* _Task goal_
Among the entries that follow, tally the lines with the string "EURUSD". Give no more than the number.

= = = = = = =

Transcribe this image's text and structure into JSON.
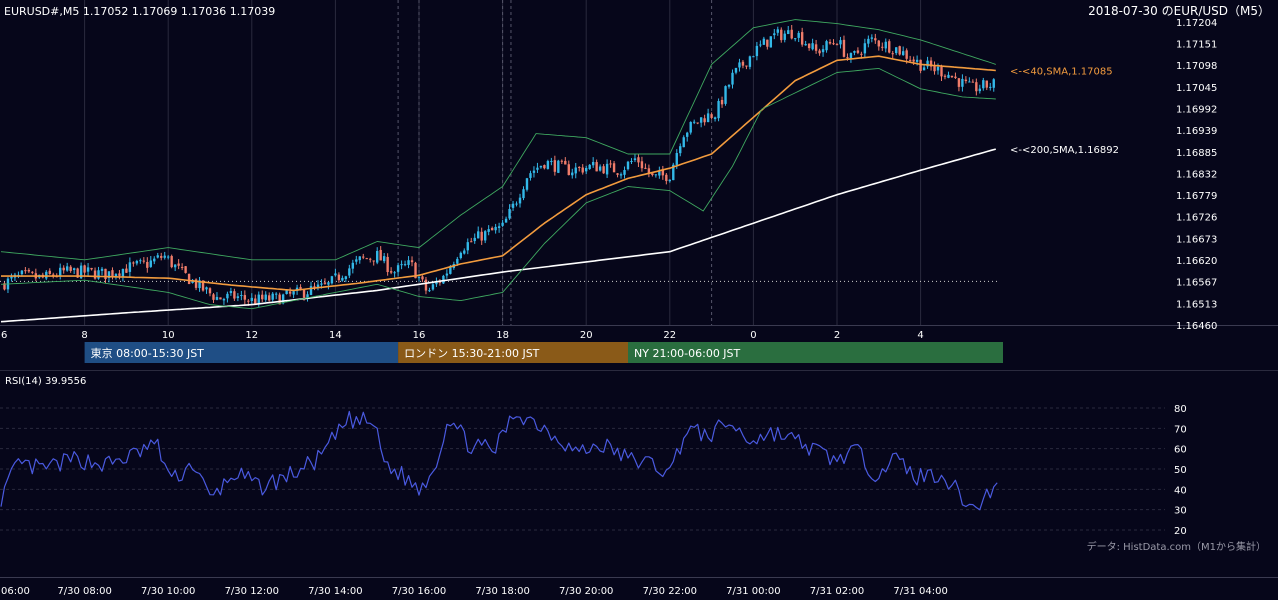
{
  "header": {
    "ohlc": "EURUSD#,M5 1.17052 1.17069 1.17036 1.17039",
    "right_title": "2018-07-30 のEUR/USD（M5）"
  },
  "sessions": [
    {
      "label": "東京 08:00-15:30 JST",
      "color": "#1f4e85"
    },
    {
      "label": "ロンドン 15:30-21:00 JST",
      "color": "#8a5a18"
    },
    {
      "label": "NY 21:00-06:00 JST",
      "color": "#2a6e3f"
    }
  ],
  "rsi": {
    "label": "RSI(14) 39.9556",
    "color": "#4a5ae0"
  },
  "source": "データ: HistData.com（M1から集計）",
  "colors": {
    "bg": "#06061a",
    "up": "#33b8e8",
    "down": "#ef7c6a",
    "sma40": "#f29b3e",
    "sma200": "#ffffff",
    "bb": "#3fa860",
    "rsi": "#4a5ae0"
  },
  "chart_data": [
    {
      "type": "candlestick",
      "title": "EURUSD#,M5",
      "x_hour_ticks": [
        "6",
        "8",
        "10",
        "12",
        "14",
        "16",
        "18",
        "20",
        "22",
        "0",
        "2",
        "4"
      ],
      "y_ticks": [
        "1.17204",
        "1.17151",
        "1.17098",
        "1.17045",
        "1.16992",
        "1.16939",
        "1.16885",
        "1.16832",
        "1.16779",
        "1.16726",
        "1.16673",
        "1.16620",
        "1.16567",
        "1.16513",
        "1.16460"
      ],
      "ylim": [
        1.1646,
        1.17204
      ],
      "series": [
        {
          "name": "<-<40,SMA,1.17085",
          "last": 1.17085,
          "color": "#f29b3e",
          "path": [
            [
              6.0,
              1.1658
            ],
            [
              8.0,
              1.1658
            ],
            [
              10.0,
              1.16575
            ],
            [
              11.5,
              1.16558
            ],
            [
              13.0,
              1.16545
            ],
            [
              14.5,
              1.16562
            ],
            [
              16.0,
              1.16582
            ],
            [
              17.0,
              1.1661
            ],
            [
              18.0,
              1.1663
            ],
            [
              19.0,
              1.1671
            ],
            [
              20.0,
              1.1678
            ],
            [
              21.0,
              1.1682
            ],
            [
              22.0,
              1.16845
            ],
            [
              23.0,
              1.1688
            ],
            [
              24.0,
              1.1697
            ],
            [
              25.0,
              1.1706
            ],
            [
              26.0,
              1.1711
            ],
            [
              27.0,
              1.1712
            ],
            [
              28.0,
              1.171
            ],
            [
              29.8,
              1.17085
            ]
          ]
        },
        {
          "name": "<-<200,SMA,1.16892",
          "last": 1.16892,
          "color": "#ffffff",
          "path": [
            [
              6.0,
              1.16468
            ],
            [
              9.0,
              1.1649
            ],
            [
              12.0,
              1.1651
            ],
            [
              15.0,
              1.16545
            ],
            [
              18.0,
              1.1659
            ],
            [
              20.0,
              1.16615
            ],
            [
              22.0,
              1.1664
            ],
            [
              24.0,
              1.1671
            ],
            [
              26.0,
              1.1678
            ],
            [
              28.0,
              1.1684
            ],
            [
              29.8,
              1.16892
            ]
          ]
        },
        {
          "name": "BB upper",
          "color": "#3fa860",
          "path": [
            [
              6.0,
              1.1664
            ],
            [
              8.0,
              1.1662
            ],
            [
              10.0,
              1.1665
            ],
            [
              12.0,
              1.1662
            ],
            [
              14.0,
              1.1662
            ],
            [
              15.0,
              1.16665
            ],
            [
              16.0,
              1.1665
            ],
            [
              17.0,
              1.1673
            ],
            [
              18.0,
              1.168
            ],
            [
              18.8,
              1.1693
            ],
            [
              20.0,
              1.1692
            ],
            [
              21.0,
              1.1688
            ],
            [
              22.0,
              1.1688
            ],
            [
              23.0,
              1.171
            ],
            [
              24.0,
              1.1719
            ],
            [
              25.0,
              1.1721
            ],
            [
              26.0,
              1.172
            ],
            [
              27.0,
              1.17185
            ],
            [
              28.0,
              1.1716
            ],
            [
              29.8,
              1.171
            ]
          ]
        },
        {
          "name": "BB lower",
          "color": "#3fa860",
          "path": [
            [
              6.0,
              1.1656
            ],
            [
              8.0,
              1.1657
            ],
            [
              10.0,
              1.1654
            ],
            [
              11.0,
              1.1651
            ],
            [
              12.0,
              1.165
            ],
            [
              14.0,
              1.1654
            ],
            [
              15.0,
              1.1656
            ],
            [
              16.0,
              1.1653
            ],
            [
              17.0,
              1.1652
            ],
            [
              18.0,
              1.1654
            ],
            [
              19.0,
              1.1666
            ],
            [
              20.0,
              1.1676
            ],
            [
              21.0,
              1.168
            ],
            [
              22.0,
              1.1679
            ],
            [
              22.8,
              1.1674
            ],
            [
              23.5,
              1.1685
            ],
            [
              24.2,
              1.1699
            ],
            [
              25.0,
              1.1703
            ],
            [
              26.0,
              1.1708
            ],
            [
              27.0,
              1.1709
            ],
            [
              28.0,
              1.1704
            ],
            [
              29.0,
              1.1702
            ],
            [
              29.8,
              1.17015
            ]
          ]
        }
      ],
      "close_path": [
        [
          6.0,
          1.1656
        ],
        [
          6.5,
          1.1658
        ],
        [
          7.0,
          1.16575
        ],
        [
          7.5,
          1.1659
        ],
        [
          8.0,
          1.1659
        ],
        [
          8.5,
          1.16585
        ],
        [
          9.0,
          1.166
        ],
        [
          9.5,
          1.1661
        ],
        [
          9.9,
          1.1663
        ],
        [
          10.3,
          1.1659
        ],
        [
          10.8,
          1.1655
        ],
        [
          11.2,
          1.16525
        ],
        [
          11.6,
          1.1653
        ],
        [
          12.0,
          1.1652
        ],
        [
          12.6,
          1.16525
        ],
        [
          13.2,
          1.1654
        ],
        [
          13.8,
          1.16555
        ],
        [
          14.2,
          1.1659
        ],
        [
          14.6,
          1.1662
        ],
        [
          15.0,
          1.1663
        ],
        [
          15.4,
          1.1659
        ],
        [
          15.8,
          1.1661
        ],
        [
          16.2,
          1.1654
        ],
        [
          16.6,
          1.1658
        ],
        [
          17.0,
          1.1665
        ],
        [
          17.5,
          1.1668
        ],
        [
          18.0,
          1.167
        ],
        [
          18.3,
          1.1676
        ],
        [
          18.6,
          1.1683
        ],
        [
          19.0,
          1.1686
        ],
        [
          19.6,
          1.1684
        ],
        [
          20.2,
          1.1685
        ],
        [
          20.8,
          1.1684
        ],
        [
          21.2,
          1.1687
        ],
        [
          21.6,
          1.1682
        ],
        [
          22.0,
          1.1683
        ],
        [
          22.3,
          1.1693
        ],
        [
          22.8,
          1.1697
        ],
        [
          23.1,
          1.1698
        ],
        [
          23.5,
          1.1707
        ],
        [
          24.0,
          1.1713
        ],
        [
          24.5,
          1.1717
        ],
        [
          25.0,
          1.1718
        ],
        [
          25.5,
          1.1713
        ],
        [
          26.0,
          1.1716
        ],
        [
          26.3,
          1.1711
        ],
        [
          26.8,
          1.1716
        ],
        [
          27.4,
          1.1714
        ],
        [
          28.0,
          1.171
        ],
        [
          28.6,
          1.1708
        ],
        [
          29.2,
          1.1704
        ],
        [
          29.8,
          1.17052
        ]
      ],
      "ref_line": 1.16567
    },
    {
      "type": "line",
      "title": "RSI(14) 39.9556",
      "y_ticks": [
        "80",
        "70",
        "60",
        "50",
        "40",
        "30",
        "20"
      ],
      "ylim": [
        20,
        80
      ],
      "x_ticks": [
        "06:00",
        "7/30 08:00",
        "7/30 10:00",
        "7/30 12:00",
        "7/30 14:00",
        "7/30 16:00",
        "7/30 18:00",
        "7/30 20:00",
        "7/30 22:00",
        "7/31 00:00",
        "7/31 02:00",
        "7/31 04:00"
      ],
      "x_tick_hours": [
        6,
        8,
        10,
        12,
        14,
        16,
        18,
        20,
        22,
        24,
        26,
        28
      ],
      "anchors": [
        [
          6.0,
          36
        ],
        [
          6.4,
          52
        ],
        [
          7.0,
          50
        ],
        [
          7.8,
          55
        ],
        [
          8.5,
          52
        ],
        [
          9.2,
          57
        ],
        [
          9.7,
          63
        ],
        [
          10.1,
          44
        ],
        [
          10.6,
          53
        ],
        [
          11.0,
          35
        ],
        [
          11.6,
          48
        ],
        [
          12.2,
          41
        ],
        [
          12.8,
          46
        ],
        [
          13.2,
          50
        ],
        [
          13.6,
          55
        ],
        [
          14.3,
          74
        ],
        [
          14.9,
          73
        ],
        [
          15.2,
          52
        ],
        [
          15.6,
          47
        ],
        [
          16.0,
          40
        ],
        [
          16.4,
          52
        ],
        [
          16.7,
          76
        ],
        [
          17.2,
          62
        ],
        [
          17.8,
          59
        ],
        [
          18.3,
          78
        ],
        [
          18.8,
          73
        ],
        [
          19.3,
          66
        ],
        [
          19.8,
          58
        ],
        [
          20.4,
          62
        ],
        [
          21.0,
          55
        ],
        [
          21.5,
          53
        ],
        [
          22.0,
          48
        ],
        [
          22.4,
          70
        ],
        [
          22.9,
          66
        ],
        [
          23.4,
          73
        ],
        [
          23.9,
          64
        ],
        [
          24.5,
          68
        ],
        [
          25.0,
          64
        ],
        [
          25.6,
          58
        ],
        [
          26.0,
          54
        ],
        [
          26.4,
          60
        ],
        [
          26.9,
          48
        ],
        [
          27.4,
          55
        ],
        [
          27.9,
          46
        ],
        [
          28.5,
          48
        ],
        [
          29.0,
          36
        ],
        [
          29.3,
          30
        ],
        [
          29.6,
          38
        ],
        [
          29.85,
          41
        ]
      ]
    }
  ]
}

= = = = = = =

* _Full answer_
2